■ WHAT YOU SHOULD DO
Take from the listing each line that has the string "name".

* begin PROVIDED RECORDS *

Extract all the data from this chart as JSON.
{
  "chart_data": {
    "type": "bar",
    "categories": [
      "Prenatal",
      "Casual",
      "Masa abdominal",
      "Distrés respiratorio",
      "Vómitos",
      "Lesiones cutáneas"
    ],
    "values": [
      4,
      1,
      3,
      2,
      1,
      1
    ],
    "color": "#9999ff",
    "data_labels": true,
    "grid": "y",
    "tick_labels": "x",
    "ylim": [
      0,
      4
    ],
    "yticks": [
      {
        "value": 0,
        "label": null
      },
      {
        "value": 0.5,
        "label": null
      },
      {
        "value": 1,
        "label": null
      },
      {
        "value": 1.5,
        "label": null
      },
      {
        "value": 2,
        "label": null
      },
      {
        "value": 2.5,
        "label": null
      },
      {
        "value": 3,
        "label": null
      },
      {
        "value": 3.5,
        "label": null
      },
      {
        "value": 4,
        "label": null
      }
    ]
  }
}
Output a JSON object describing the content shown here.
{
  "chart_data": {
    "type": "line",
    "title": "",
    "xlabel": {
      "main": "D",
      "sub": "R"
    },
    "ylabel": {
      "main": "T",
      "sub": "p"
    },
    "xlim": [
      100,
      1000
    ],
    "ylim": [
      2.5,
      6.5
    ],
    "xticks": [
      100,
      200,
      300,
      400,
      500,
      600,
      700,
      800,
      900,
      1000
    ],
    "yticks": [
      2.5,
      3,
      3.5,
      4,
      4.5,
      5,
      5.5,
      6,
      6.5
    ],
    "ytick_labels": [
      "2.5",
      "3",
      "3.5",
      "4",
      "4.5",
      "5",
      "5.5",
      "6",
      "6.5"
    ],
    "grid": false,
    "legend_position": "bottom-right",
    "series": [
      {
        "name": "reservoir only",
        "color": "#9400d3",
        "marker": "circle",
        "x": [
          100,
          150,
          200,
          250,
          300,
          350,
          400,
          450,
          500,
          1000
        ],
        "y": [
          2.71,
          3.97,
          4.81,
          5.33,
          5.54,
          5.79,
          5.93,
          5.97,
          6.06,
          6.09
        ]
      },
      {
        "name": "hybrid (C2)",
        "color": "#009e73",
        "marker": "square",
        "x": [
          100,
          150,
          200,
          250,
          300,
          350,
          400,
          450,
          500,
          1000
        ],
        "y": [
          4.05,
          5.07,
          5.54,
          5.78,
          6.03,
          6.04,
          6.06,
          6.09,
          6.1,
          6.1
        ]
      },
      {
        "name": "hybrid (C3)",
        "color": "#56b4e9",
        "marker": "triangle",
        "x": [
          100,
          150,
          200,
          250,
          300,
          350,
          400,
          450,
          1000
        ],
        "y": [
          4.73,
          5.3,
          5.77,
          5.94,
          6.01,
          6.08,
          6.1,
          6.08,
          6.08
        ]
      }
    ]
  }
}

* end PROVIDED RECORDS *

■ COMPLETED TASK
        "name": "reservoir only",
        "name": "hybrid (C2)",
        "name": "hybrid (C3)",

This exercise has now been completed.